## What to produce
Provide an exact reproduction of every entry.

————

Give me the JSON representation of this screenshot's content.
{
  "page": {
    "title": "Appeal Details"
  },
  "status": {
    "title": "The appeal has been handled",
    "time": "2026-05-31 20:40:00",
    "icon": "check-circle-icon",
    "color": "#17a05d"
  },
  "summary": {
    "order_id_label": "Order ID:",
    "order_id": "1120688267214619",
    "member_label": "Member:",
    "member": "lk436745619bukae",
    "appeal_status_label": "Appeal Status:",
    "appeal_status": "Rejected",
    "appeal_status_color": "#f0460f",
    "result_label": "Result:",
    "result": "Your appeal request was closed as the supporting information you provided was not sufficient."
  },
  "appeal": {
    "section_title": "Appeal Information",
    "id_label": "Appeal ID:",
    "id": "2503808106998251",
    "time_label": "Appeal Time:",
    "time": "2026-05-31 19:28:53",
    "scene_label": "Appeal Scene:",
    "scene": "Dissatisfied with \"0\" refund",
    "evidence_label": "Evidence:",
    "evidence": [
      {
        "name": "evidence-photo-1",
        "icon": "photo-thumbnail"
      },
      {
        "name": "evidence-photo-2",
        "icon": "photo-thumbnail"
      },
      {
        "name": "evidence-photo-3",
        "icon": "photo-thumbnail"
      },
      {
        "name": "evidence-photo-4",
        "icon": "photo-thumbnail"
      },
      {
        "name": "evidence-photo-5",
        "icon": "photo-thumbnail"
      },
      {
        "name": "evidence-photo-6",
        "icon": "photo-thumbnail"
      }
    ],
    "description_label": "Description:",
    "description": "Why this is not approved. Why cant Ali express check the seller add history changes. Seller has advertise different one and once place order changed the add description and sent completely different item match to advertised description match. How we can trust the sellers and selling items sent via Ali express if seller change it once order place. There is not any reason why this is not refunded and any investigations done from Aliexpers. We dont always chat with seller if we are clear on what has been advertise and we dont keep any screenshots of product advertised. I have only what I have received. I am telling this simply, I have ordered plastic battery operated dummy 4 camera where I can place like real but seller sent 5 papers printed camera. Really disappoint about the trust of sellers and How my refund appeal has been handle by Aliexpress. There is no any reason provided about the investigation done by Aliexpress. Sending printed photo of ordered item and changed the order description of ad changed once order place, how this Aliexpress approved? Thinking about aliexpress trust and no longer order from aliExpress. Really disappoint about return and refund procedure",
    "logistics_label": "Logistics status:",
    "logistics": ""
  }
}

————

## Correct answer
Give me the JSON representation of this screenshot's content.
{
  "page": {
    "title": "Appeal Details"
  },
  "status": {
    "title": "The appeal has been handled",
    "time": "2026-05-31 20:40:00",
    "icon": "check-circle-icon",
    "color": "#17a05d"
  },
  "summary": {
    "order_id_label": "Order ID:",
    "order_id": "1120688267214619",
    "member_label": "Member:",
    "member": "lk436745619bukae",
    "appeal_status_label": "Appeal Status:",
    "appeal_status": "Rejected",
    "appeal_status_color": "#f0460f",
    "result_label": "Result:",
    "result": "Your appeal request was closed as the supporting information you provided was not sufficient."
  },
  "appeal": {
    "section_title": "Appeal Information",
    "id_label": "Appeal ID:",
    "id": "2503808106998251",
    "time_label": "Appeal Time:",
    "time": "2026-05-31 19:28:53",
    "scene_label": "Appeal Scene:",
    "scene": "Dissatisfied with \"0\" refund",
    "evidence_label": "Evidence:",
    "evidence": [
      {
        "name": "evidence-photo-1",
        "icon": "photo-thumbnail"
      },
      {
        "name": "evidence-photo-2",
        "icon": "photo-thumbnail"
      },
      {
        "name": "evidence-photo-3",
        "icon": "photo-thumbnail"
      },
      {
        "name": "evidence-photo-4",
        "icon": "photo-thumbnail"
      },
      {
        "name": "evidence-photo-5",
        "icon": "photo-thumbnail"
      },
      {
        "name": "evidence-photo-6",
        "icon": "photo-thumbnail"
      }
    ],
    "description_label": "Description:",
    "description": "Why this is not approved. Why cant Ali express check the seller add history changes. Seller has advertise different one and once place order changed the add description and sent completely different item match to advertised description match. How we can trust the sellers and selling items sent via Ali express if seller change it once order place. There is not any reason why this is not refunded and any investigations done from Aliexpers. We dont always chat with seller if we are clear on what has been advertise and we dont keep any screenshots of product advertised. I have only what I have received. I am telling this simply, I have ordered plastic battery operated dummy 4 camera where I can place like real but seller sent 5 papers printed camera. Really disappoint about the trust of sellers and How my refund appeal has been handle by Aliexpress. There is no any reason provided about the investigation done by Aliexpress. Sending printed photo of ordered item and changed the order description of ad changed once order place, how this Aliexpress approved? Thinking about aliexpress trust and no longer order from aliExpress. Really disappoint about return and refund procedure",
    "logistics_label": "Logistics status:",
    "logistics": ""
  }
}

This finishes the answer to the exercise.